◆ Records for the task:
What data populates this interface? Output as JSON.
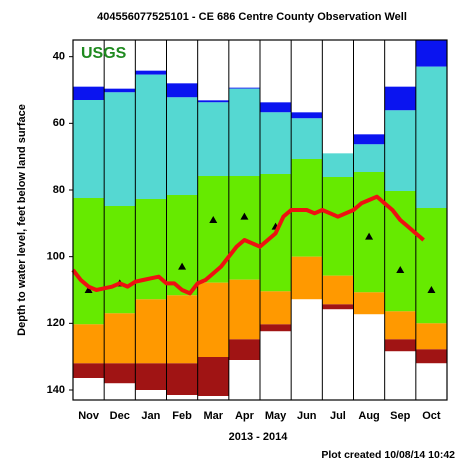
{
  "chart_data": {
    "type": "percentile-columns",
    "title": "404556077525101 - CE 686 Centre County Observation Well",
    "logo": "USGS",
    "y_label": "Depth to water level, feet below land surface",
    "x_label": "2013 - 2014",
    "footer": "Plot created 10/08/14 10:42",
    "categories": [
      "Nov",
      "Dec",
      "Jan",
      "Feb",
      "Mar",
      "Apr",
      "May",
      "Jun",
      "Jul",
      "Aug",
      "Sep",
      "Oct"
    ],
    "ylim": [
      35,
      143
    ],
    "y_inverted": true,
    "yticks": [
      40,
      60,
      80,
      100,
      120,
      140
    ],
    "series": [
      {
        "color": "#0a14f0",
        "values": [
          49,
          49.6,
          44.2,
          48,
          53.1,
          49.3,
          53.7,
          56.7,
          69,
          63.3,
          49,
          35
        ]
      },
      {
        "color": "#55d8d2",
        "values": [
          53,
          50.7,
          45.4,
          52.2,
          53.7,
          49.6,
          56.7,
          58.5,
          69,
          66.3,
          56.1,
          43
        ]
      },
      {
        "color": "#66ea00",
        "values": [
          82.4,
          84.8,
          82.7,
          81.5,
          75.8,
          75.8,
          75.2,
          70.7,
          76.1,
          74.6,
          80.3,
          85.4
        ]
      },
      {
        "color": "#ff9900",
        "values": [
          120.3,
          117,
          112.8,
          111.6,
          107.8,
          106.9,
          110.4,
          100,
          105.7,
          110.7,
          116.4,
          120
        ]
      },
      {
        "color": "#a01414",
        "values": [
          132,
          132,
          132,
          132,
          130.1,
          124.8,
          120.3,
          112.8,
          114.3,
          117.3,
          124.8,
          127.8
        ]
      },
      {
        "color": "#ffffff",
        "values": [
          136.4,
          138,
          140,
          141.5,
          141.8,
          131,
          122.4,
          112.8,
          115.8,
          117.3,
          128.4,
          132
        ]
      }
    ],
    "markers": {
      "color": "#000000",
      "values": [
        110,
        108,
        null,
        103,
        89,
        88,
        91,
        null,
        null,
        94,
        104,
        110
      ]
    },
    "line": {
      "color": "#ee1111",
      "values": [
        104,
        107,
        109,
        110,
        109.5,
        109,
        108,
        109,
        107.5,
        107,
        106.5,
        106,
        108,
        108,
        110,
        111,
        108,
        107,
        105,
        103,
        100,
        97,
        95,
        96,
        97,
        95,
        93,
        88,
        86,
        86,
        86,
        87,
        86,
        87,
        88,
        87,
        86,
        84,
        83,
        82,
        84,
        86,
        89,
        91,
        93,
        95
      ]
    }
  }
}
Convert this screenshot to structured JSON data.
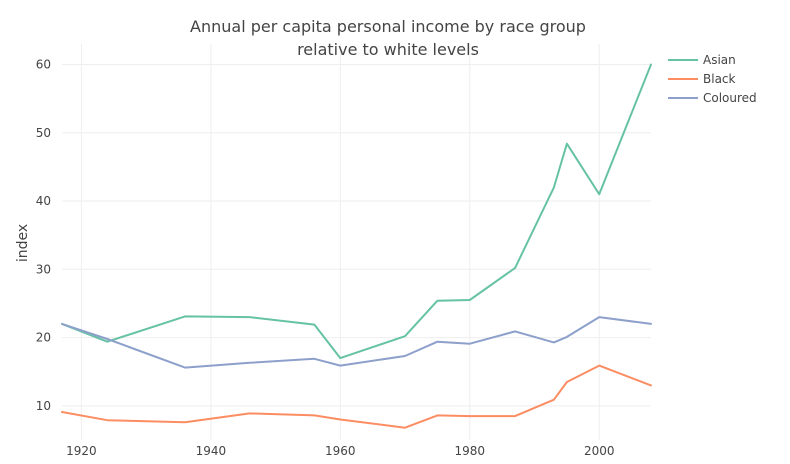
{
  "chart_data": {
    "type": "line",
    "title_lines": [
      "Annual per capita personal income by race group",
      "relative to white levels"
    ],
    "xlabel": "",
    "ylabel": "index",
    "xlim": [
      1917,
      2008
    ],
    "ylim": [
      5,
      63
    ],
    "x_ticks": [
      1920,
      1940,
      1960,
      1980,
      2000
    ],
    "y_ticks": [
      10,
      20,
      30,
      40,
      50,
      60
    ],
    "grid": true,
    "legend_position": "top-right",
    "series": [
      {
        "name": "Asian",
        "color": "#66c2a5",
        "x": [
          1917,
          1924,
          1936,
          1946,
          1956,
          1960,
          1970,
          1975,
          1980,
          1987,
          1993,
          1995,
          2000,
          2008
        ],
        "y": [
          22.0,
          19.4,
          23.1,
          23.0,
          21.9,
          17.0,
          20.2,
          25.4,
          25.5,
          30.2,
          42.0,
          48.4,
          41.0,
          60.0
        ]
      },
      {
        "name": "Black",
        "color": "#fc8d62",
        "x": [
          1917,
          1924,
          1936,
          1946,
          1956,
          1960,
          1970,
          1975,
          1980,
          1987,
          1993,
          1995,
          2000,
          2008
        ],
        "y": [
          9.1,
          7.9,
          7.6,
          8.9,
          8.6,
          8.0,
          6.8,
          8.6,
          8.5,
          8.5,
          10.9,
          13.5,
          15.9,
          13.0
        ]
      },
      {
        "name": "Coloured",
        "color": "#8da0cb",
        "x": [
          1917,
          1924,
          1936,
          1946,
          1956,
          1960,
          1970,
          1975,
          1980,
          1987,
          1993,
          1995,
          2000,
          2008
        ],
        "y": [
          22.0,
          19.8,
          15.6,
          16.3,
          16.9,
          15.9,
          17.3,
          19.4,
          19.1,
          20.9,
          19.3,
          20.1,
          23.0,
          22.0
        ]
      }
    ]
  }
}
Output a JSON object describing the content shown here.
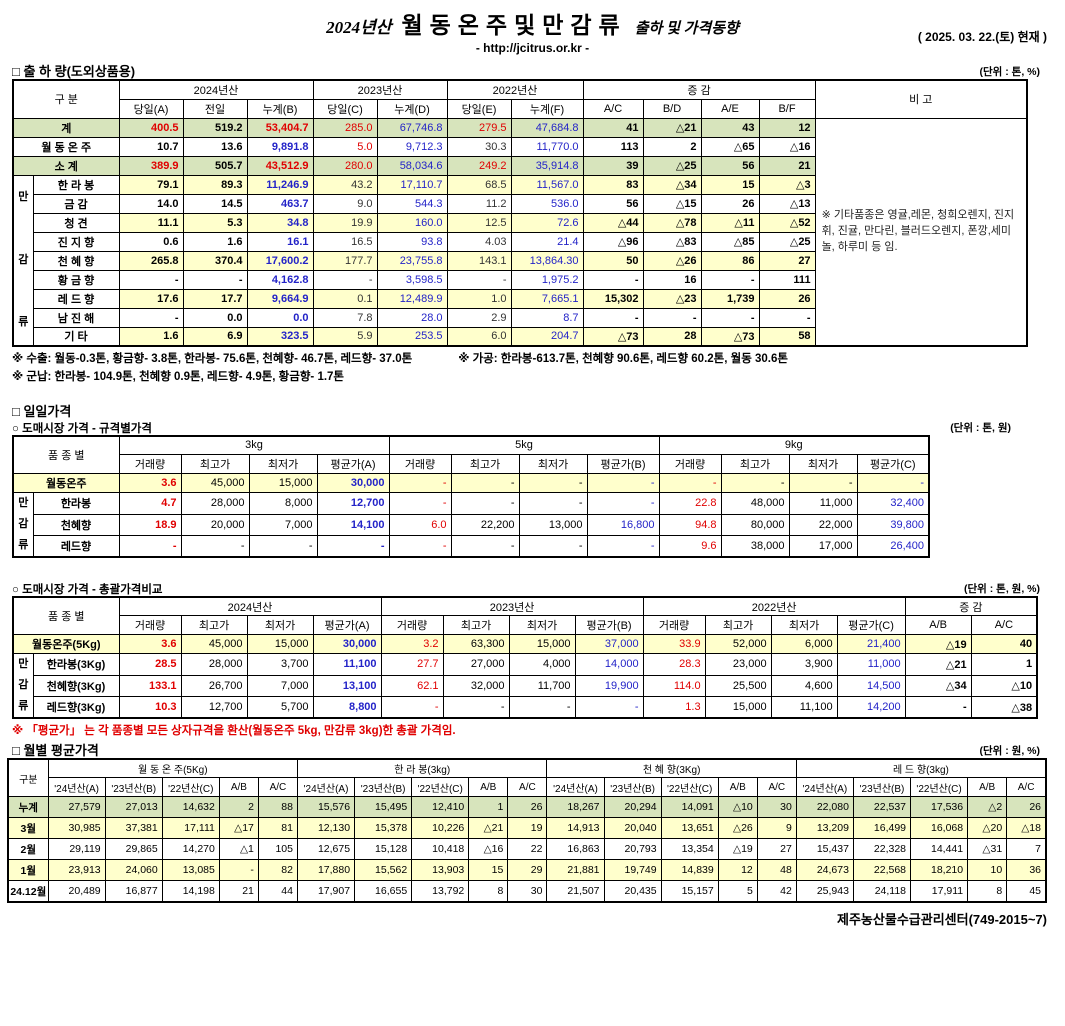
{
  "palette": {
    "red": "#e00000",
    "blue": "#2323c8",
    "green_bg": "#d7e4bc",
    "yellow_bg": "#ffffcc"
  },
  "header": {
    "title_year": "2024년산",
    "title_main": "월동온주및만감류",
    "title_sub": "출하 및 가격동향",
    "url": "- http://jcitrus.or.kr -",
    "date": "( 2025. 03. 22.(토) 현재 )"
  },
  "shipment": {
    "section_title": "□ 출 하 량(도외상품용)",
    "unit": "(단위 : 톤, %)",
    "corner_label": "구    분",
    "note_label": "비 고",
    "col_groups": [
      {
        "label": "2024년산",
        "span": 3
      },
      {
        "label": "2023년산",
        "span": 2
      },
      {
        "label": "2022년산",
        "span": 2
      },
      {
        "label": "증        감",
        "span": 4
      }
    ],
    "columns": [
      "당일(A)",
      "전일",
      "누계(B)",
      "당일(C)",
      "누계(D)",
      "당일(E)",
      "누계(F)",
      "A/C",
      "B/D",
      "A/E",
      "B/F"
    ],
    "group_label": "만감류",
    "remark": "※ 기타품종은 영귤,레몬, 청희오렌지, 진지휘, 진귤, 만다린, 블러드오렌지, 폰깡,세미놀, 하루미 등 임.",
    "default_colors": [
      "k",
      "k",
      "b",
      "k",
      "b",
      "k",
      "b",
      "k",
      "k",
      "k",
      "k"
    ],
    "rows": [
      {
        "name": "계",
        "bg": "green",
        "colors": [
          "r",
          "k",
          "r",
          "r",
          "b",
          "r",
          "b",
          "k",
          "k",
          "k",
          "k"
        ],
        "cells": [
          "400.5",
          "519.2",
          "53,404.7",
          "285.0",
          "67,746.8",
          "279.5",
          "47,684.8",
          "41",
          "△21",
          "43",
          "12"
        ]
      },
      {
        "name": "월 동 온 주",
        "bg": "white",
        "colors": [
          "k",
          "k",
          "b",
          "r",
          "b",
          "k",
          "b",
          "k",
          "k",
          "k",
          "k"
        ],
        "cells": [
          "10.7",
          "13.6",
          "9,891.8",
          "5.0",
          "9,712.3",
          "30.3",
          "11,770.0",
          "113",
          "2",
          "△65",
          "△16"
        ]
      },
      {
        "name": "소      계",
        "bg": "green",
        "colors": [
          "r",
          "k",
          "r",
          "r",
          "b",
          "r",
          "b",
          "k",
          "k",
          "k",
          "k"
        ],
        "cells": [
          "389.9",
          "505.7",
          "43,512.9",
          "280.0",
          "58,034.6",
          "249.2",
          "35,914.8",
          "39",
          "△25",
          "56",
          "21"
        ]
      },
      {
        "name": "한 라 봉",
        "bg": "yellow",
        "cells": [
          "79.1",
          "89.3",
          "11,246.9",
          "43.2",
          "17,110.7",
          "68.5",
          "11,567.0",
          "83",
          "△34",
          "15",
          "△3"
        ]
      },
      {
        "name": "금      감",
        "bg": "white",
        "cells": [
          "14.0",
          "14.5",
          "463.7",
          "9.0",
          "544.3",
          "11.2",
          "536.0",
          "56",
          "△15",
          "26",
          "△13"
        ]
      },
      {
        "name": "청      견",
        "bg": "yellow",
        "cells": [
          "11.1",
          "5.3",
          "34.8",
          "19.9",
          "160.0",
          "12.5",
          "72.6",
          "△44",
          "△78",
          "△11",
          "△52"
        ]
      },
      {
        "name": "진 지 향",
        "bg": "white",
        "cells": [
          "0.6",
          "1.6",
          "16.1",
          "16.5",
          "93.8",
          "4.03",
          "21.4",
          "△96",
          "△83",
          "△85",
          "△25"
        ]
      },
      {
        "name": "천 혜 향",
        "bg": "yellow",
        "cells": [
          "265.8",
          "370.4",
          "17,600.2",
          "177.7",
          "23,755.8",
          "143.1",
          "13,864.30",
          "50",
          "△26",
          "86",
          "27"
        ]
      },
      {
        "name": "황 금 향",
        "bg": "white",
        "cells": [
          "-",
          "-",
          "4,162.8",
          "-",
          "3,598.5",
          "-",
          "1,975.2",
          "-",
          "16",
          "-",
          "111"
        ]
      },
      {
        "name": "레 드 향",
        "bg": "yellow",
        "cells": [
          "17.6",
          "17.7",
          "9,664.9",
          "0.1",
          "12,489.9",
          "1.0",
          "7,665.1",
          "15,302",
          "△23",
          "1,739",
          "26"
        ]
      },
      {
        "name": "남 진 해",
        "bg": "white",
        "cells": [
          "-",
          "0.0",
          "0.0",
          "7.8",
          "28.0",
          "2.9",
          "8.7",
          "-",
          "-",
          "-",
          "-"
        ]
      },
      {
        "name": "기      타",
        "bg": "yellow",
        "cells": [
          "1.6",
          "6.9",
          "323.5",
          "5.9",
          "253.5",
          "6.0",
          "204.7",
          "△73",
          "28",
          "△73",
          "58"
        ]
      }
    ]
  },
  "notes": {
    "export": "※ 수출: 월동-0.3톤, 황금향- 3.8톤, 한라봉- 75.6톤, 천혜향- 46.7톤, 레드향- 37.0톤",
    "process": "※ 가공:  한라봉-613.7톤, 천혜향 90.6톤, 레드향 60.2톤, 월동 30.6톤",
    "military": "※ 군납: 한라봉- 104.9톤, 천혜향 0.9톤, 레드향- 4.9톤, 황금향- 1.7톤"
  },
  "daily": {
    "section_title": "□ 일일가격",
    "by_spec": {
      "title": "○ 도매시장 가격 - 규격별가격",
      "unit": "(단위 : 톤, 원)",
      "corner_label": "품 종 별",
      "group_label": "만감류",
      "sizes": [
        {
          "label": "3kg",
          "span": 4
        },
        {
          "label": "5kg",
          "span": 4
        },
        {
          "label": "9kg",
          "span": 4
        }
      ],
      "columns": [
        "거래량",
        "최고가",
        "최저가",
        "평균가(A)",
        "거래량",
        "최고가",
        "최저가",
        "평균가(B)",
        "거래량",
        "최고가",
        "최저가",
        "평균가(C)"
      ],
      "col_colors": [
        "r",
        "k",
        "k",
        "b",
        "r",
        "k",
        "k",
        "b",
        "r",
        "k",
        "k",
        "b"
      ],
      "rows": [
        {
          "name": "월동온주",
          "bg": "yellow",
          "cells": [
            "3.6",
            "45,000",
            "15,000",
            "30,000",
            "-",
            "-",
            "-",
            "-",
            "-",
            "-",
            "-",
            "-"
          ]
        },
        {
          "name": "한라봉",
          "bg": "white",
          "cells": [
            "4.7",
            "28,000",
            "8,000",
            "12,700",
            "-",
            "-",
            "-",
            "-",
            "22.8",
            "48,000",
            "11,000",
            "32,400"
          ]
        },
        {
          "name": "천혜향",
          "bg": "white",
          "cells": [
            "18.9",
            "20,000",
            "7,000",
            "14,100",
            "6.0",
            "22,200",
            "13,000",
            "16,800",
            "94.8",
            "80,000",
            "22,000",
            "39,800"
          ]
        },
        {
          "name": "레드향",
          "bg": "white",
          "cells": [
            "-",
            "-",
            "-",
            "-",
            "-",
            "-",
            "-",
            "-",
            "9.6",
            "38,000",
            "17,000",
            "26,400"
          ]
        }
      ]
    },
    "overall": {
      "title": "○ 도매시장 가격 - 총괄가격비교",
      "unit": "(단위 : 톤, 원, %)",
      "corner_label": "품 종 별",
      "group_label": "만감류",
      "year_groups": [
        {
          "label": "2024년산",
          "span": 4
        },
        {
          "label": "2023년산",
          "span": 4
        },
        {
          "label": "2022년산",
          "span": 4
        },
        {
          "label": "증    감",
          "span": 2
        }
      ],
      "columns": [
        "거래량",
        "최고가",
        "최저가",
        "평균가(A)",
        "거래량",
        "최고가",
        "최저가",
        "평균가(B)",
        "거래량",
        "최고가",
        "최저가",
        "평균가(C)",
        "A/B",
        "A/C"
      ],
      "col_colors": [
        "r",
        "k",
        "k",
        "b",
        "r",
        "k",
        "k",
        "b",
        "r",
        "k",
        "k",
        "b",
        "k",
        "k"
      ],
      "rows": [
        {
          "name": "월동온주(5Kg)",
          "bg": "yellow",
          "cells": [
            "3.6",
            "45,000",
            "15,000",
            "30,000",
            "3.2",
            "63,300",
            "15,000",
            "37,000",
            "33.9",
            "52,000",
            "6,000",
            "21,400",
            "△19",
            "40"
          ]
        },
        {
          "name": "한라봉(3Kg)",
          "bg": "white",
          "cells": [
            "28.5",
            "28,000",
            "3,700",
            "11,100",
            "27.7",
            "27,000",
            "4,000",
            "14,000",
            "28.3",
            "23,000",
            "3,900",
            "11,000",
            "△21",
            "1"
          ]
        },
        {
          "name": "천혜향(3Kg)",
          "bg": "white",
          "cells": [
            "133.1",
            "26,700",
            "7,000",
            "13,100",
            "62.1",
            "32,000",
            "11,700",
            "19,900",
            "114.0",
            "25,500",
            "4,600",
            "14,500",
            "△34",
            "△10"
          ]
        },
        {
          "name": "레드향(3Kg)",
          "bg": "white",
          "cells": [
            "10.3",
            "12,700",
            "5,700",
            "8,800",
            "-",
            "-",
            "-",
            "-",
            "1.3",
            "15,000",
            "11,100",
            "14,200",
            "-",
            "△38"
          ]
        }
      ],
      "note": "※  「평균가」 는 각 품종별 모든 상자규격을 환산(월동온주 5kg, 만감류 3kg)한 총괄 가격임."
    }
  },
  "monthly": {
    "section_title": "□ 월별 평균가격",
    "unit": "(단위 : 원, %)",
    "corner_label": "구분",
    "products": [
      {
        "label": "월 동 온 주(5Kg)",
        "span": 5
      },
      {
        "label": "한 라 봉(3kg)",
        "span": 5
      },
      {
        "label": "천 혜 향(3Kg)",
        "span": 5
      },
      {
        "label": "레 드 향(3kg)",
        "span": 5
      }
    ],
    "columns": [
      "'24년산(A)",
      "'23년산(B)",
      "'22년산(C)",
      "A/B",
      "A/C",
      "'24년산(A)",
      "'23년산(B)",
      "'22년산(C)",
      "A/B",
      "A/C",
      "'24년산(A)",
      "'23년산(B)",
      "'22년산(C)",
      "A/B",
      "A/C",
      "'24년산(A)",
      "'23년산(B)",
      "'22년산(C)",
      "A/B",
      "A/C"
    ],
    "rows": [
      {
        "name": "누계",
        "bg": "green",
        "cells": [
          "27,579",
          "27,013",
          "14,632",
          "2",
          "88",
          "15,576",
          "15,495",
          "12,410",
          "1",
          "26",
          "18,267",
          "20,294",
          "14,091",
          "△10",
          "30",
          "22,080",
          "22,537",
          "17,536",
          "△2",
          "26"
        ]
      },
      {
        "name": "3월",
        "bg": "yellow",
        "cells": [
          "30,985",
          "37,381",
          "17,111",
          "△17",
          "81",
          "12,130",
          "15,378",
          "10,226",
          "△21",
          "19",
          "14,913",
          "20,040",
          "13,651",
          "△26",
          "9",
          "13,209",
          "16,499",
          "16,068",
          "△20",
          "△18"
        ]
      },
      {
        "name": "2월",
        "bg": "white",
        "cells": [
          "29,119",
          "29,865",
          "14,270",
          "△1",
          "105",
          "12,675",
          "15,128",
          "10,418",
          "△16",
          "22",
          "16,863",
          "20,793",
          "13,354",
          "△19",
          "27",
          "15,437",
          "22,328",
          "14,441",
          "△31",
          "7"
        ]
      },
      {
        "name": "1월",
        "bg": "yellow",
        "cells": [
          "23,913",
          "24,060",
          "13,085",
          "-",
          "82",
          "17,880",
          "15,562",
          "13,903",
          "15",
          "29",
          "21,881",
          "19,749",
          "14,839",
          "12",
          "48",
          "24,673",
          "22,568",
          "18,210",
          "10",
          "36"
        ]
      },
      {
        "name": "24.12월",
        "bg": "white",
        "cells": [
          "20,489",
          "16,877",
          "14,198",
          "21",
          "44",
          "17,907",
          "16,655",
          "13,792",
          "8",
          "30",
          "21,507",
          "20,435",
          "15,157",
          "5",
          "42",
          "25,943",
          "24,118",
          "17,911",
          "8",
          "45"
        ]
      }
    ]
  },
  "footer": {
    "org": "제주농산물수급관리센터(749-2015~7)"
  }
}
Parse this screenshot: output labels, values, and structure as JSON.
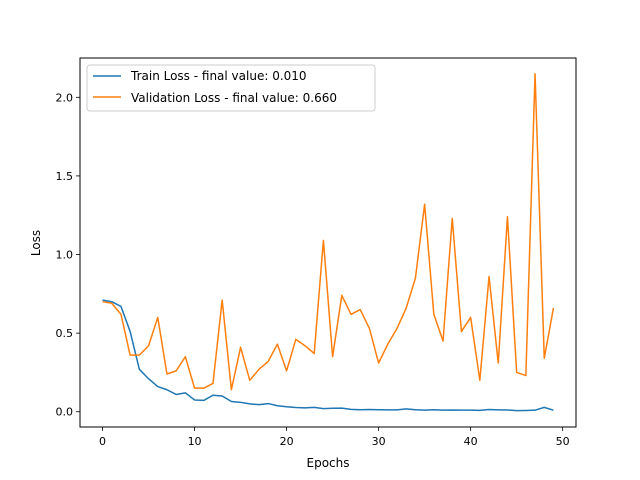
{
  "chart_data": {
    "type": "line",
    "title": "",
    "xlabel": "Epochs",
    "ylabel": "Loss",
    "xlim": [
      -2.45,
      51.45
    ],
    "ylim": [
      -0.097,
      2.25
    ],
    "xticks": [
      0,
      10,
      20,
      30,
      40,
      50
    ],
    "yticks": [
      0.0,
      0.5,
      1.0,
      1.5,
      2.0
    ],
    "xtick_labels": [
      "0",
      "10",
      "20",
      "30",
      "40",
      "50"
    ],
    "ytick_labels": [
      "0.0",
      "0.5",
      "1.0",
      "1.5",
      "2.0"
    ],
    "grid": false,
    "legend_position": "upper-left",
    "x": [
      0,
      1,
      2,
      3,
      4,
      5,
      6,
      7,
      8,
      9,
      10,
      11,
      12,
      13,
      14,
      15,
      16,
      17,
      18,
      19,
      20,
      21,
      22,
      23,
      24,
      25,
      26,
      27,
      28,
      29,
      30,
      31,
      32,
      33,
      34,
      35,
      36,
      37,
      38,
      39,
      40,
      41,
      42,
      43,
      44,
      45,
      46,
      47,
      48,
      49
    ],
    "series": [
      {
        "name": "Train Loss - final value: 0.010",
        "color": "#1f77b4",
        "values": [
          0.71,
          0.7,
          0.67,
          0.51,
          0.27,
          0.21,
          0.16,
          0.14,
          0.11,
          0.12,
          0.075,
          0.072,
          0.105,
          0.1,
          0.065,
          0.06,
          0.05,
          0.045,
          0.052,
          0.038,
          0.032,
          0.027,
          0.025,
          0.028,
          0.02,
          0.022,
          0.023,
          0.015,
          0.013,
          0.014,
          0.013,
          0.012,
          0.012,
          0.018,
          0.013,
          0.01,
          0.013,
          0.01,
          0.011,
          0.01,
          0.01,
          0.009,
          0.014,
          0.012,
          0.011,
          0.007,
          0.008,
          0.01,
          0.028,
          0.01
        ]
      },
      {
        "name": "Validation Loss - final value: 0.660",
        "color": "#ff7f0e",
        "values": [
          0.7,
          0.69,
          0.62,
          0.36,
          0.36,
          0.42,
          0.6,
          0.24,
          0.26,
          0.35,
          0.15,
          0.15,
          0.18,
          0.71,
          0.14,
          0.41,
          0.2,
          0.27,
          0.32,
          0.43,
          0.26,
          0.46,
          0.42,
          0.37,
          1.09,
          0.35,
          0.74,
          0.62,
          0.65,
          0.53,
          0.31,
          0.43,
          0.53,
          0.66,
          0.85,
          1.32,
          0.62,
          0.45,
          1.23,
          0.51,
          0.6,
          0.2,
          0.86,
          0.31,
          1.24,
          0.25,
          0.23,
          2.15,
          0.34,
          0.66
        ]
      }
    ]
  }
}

◆ To be done: Search the data for "Loss" and list every line in which it occurs.

◆ Solution to this task:
    "ylabel": "Loss",
        "name": "Train Loss - final value: 0.010",
        "name": "Validation Loss - final value: 0.660",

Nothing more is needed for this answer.